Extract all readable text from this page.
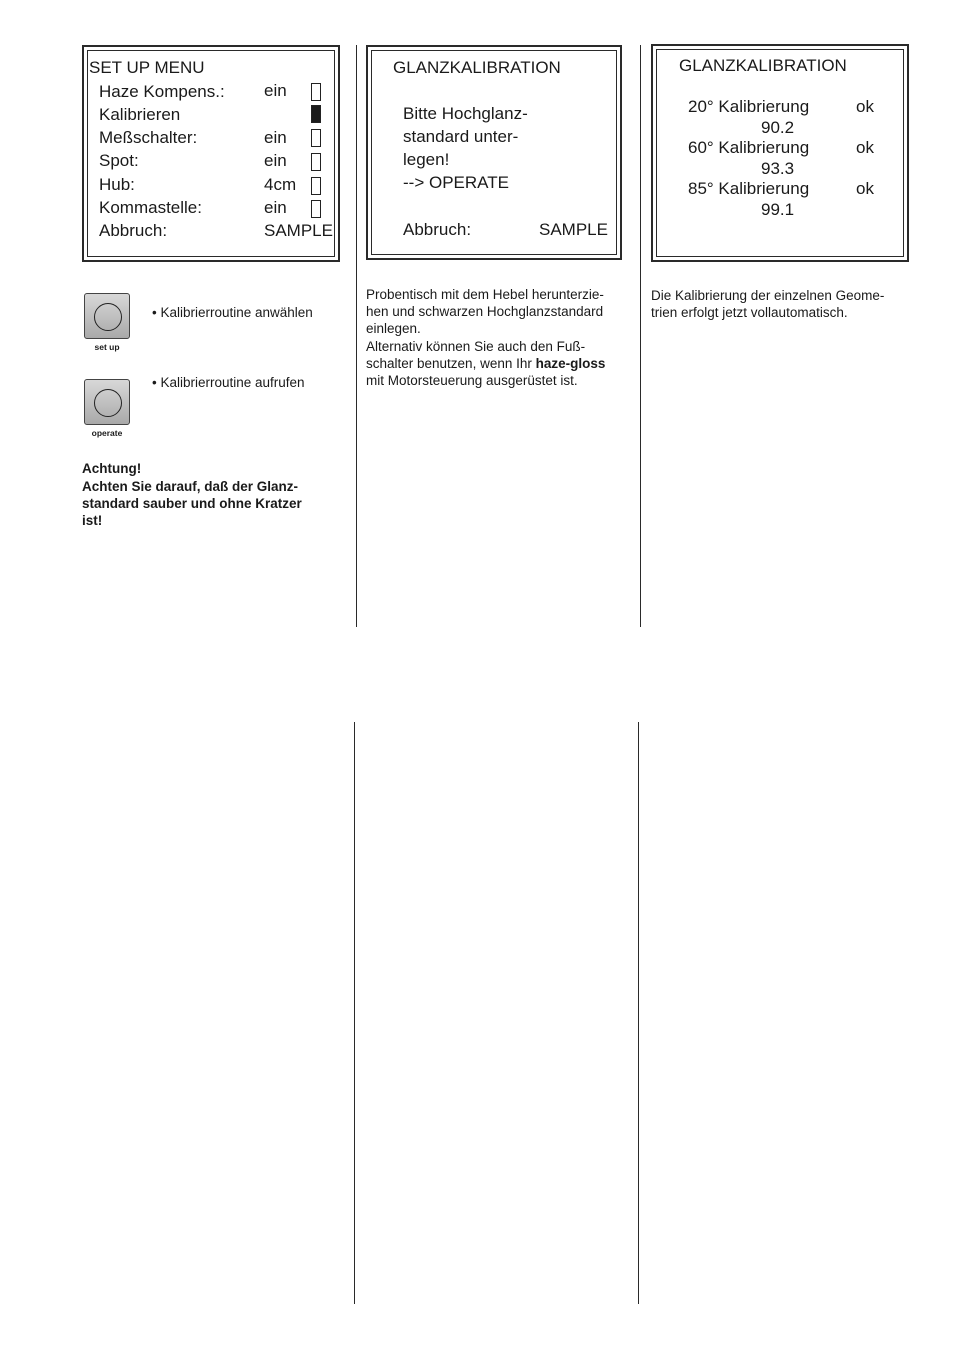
SET UP MENU
Haze Kompens.: ein
Kalibrieren
Meßschalter:	ein
Spot:	ein
Hub:	4cm
Kommastelle:	ein
Abbruch:	SAMPLE
GLANZKALIBRATION
Bitte Hochglanz-
standard unter-
legen!
--> OPERATE
Abbruch:	SAMPLE
GLANZKALIBRATION
20° Kalibrierung	ok
90.2
60° Kalibrierung	ok
93.3
85° Kalibrierung	ok
99.1
set up
• Kalibrierroutine anwählen
operate
• Kalibrierroutine aufrufen
Achtung!
Achten Sie darauf, daß der Glanz-
standard sauber und ohne Kratzer
ist!
Probentisch mit dem Hebel herunterzie-
hen und schwarzen Hochglanzstandard
einlegen.
Alternativ können Sie auch den Fuß-
schalter benutzen, wenn Ihr haze-gloss
mit Motorsteuerung ausgerüstet ist.
Die Kalibrierung der einzelnen Geome-
trien erfolgt jetzt vollautomatisch.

> _PROBLEM DETAILS_:
Count each line of the entries that holds the word "Kalibrierroutine", then state the total and nothing more.

> _RESPONSE_:
2